**Written instruction**: List each line of the entries below that contains the word "screenshot".

**Annotated element listings**:
==========

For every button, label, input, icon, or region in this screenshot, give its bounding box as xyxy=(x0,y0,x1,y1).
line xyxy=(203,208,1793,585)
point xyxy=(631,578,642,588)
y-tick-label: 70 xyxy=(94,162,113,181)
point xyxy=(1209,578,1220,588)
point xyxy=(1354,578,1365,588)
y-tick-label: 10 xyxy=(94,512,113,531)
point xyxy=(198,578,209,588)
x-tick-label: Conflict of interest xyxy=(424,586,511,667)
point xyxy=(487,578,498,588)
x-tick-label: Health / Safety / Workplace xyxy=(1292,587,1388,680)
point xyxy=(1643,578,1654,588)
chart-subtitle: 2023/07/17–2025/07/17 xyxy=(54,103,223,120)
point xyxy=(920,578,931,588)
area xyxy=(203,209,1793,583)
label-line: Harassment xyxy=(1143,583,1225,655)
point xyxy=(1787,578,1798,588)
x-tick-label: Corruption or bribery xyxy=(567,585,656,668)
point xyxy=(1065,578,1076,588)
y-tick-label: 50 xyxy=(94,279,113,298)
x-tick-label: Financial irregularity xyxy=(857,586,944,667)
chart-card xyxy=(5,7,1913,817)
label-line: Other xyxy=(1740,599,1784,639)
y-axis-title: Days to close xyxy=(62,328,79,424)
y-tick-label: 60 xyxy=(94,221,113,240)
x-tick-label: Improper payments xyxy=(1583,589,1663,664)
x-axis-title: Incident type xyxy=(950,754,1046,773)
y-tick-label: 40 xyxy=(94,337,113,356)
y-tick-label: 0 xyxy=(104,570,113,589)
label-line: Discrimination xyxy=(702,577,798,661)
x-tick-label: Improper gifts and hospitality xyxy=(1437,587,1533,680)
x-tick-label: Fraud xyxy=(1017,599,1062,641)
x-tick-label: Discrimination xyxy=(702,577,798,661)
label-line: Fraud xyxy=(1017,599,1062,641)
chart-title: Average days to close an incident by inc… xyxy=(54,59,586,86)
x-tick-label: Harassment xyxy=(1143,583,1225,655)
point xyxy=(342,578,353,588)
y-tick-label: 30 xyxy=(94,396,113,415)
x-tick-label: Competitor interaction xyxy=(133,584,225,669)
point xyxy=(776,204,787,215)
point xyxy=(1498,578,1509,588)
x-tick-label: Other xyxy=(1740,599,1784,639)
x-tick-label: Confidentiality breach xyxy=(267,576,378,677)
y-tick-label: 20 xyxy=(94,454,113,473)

==========

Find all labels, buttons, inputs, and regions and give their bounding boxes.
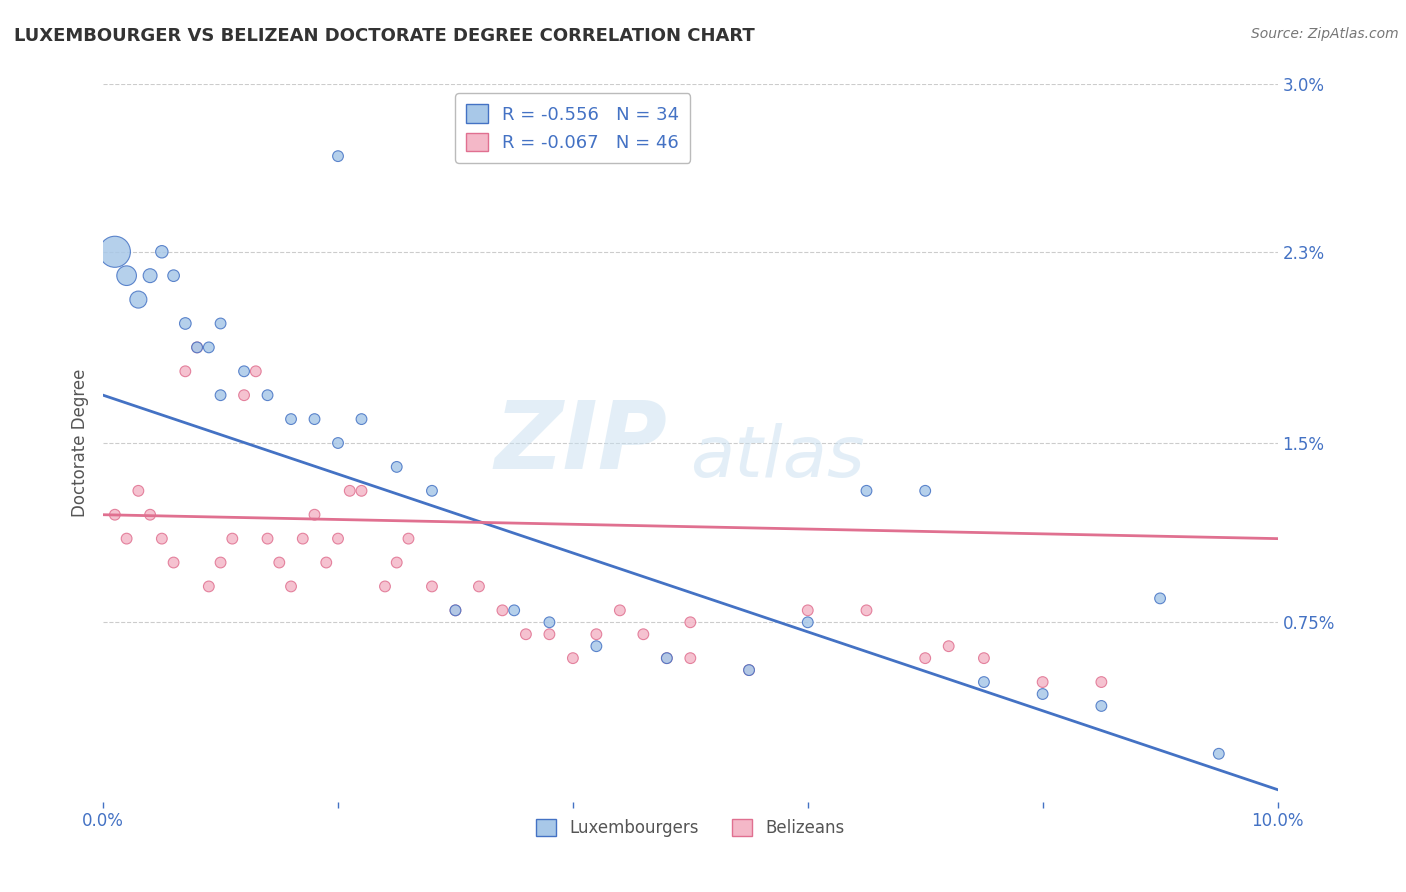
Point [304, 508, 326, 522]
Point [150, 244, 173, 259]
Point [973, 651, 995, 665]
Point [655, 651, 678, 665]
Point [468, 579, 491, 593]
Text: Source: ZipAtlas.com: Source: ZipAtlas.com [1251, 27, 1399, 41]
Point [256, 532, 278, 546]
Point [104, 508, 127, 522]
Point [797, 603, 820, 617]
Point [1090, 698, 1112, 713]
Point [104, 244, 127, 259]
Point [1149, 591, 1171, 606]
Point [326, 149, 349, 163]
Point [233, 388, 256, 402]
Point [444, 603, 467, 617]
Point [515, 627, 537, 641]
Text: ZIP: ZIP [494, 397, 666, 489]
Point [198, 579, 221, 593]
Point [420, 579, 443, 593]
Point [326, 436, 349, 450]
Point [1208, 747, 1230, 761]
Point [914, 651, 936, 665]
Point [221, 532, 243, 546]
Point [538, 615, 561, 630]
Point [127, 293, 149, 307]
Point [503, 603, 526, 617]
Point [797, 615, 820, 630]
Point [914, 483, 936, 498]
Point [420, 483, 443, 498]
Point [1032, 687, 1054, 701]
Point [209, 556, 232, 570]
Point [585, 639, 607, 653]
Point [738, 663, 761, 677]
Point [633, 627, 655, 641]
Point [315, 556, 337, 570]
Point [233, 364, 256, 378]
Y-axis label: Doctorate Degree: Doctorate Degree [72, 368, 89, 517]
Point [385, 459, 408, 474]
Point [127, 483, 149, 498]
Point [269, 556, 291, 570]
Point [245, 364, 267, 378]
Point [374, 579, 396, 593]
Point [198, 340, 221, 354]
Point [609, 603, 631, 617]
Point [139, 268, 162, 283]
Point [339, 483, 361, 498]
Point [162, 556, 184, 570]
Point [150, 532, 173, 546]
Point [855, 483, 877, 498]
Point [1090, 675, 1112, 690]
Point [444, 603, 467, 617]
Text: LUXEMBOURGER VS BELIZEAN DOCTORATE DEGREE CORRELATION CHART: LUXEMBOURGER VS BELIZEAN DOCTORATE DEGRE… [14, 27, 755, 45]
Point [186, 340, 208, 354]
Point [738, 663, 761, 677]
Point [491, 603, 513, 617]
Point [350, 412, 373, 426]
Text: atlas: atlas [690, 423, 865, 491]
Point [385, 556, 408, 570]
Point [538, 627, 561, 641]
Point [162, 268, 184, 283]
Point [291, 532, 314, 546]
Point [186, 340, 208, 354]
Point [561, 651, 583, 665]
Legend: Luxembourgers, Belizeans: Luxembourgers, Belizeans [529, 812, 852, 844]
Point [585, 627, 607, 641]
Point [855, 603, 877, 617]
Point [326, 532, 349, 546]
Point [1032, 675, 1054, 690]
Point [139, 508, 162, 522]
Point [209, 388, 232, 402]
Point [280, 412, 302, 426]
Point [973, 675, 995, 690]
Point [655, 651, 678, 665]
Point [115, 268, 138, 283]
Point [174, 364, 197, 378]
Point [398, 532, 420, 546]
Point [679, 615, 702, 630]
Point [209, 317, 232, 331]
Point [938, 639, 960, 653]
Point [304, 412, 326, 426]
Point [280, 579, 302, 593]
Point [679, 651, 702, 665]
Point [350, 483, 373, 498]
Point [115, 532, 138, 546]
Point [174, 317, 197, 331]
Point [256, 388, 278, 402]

==========

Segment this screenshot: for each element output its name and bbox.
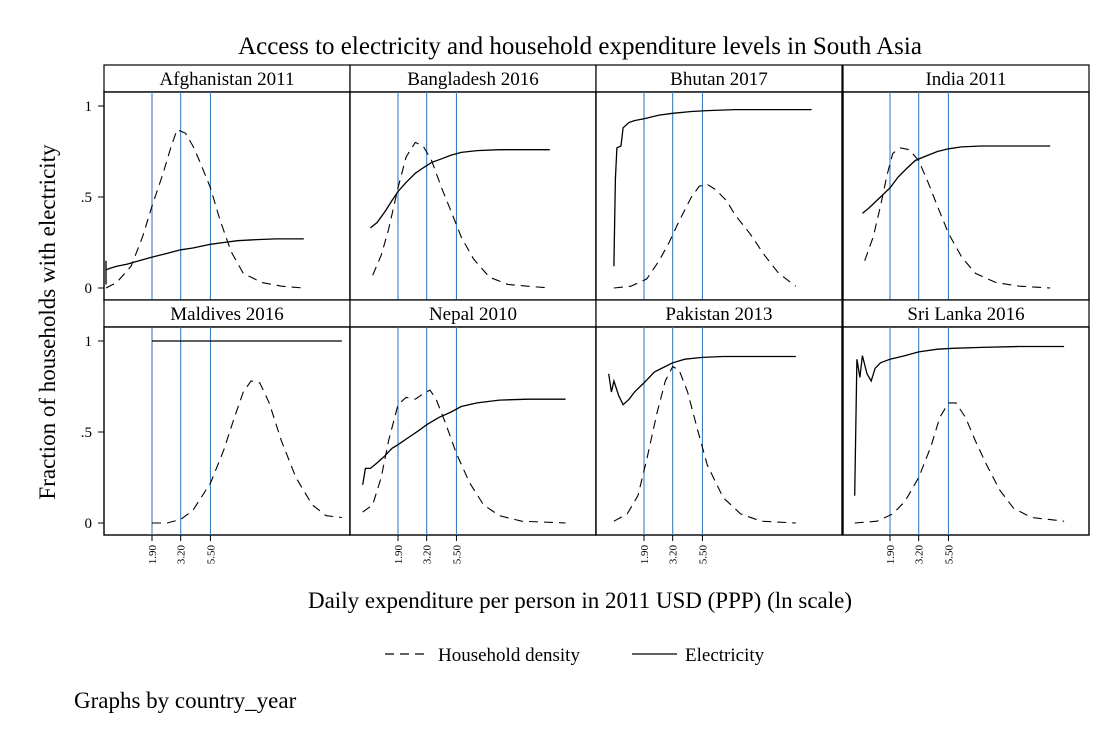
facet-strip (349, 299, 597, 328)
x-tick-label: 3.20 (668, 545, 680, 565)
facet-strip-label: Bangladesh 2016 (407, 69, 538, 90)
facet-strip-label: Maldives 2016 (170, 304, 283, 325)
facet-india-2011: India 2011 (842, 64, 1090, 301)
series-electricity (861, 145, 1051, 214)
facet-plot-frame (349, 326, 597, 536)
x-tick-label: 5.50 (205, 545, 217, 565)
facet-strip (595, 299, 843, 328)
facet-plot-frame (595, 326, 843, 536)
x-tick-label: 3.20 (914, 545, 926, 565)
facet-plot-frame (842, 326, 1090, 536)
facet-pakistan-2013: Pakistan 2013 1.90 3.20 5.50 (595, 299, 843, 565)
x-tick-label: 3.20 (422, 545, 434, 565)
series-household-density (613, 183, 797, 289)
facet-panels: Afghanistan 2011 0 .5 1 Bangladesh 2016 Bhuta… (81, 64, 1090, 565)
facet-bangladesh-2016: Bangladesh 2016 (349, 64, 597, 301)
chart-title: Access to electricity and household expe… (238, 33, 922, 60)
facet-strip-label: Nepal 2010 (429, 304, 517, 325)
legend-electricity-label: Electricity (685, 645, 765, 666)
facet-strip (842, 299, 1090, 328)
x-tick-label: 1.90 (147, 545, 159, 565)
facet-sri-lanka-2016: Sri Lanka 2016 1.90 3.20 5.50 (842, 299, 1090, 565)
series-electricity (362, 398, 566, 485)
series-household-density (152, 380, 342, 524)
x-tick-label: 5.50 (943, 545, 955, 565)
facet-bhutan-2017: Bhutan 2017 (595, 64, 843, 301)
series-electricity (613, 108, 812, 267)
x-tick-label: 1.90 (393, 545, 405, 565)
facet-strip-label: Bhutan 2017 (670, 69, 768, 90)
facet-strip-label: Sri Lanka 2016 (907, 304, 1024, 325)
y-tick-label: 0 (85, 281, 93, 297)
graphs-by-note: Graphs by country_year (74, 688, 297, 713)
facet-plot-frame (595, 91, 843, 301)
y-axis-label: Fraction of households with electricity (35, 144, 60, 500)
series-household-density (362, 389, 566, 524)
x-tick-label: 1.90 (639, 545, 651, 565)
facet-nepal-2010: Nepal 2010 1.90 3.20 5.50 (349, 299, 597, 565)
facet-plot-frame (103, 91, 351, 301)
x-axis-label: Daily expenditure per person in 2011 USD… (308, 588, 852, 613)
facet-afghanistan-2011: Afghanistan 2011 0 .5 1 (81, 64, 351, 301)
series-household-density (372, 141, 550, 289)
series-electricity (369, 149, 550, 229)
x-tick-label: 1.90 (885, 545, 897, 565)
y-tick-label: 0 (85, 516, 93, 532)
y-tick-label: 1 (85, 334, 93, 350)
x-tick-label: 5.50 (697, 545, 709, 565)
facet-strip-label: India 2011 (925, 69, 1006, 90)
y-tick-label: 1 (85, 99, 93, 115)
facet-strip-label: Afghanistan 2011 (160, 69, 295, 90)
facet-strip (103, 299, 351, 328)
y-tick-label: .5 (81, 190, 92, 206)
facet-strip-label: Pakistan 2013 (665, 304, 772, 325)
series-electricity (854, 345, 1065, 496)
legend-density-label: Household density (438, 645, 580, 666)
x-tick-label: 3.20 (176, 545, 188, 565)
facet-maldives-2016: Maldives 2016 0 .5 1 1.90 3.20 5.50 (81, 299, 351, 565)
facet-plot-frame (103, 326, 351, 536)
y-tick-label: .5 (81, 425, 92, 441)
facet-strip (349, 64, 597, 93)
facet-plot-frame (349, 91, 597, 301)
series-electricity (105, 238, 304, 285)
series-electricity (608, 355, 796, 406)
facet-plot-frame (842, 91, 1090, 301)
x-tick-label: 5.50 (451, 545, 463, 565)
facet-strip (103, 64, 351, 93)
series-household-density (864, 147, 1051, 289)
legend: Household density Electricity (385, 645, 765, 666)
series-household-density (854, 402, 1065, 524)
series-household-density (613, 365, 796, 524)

==========

**Written solution**:
For every button, label, input, icon, or region in this screenshot, give its bounding box as xyxy=(x0,y0,x1,y1).
Segment this screenshot: for each element output its name and bbox.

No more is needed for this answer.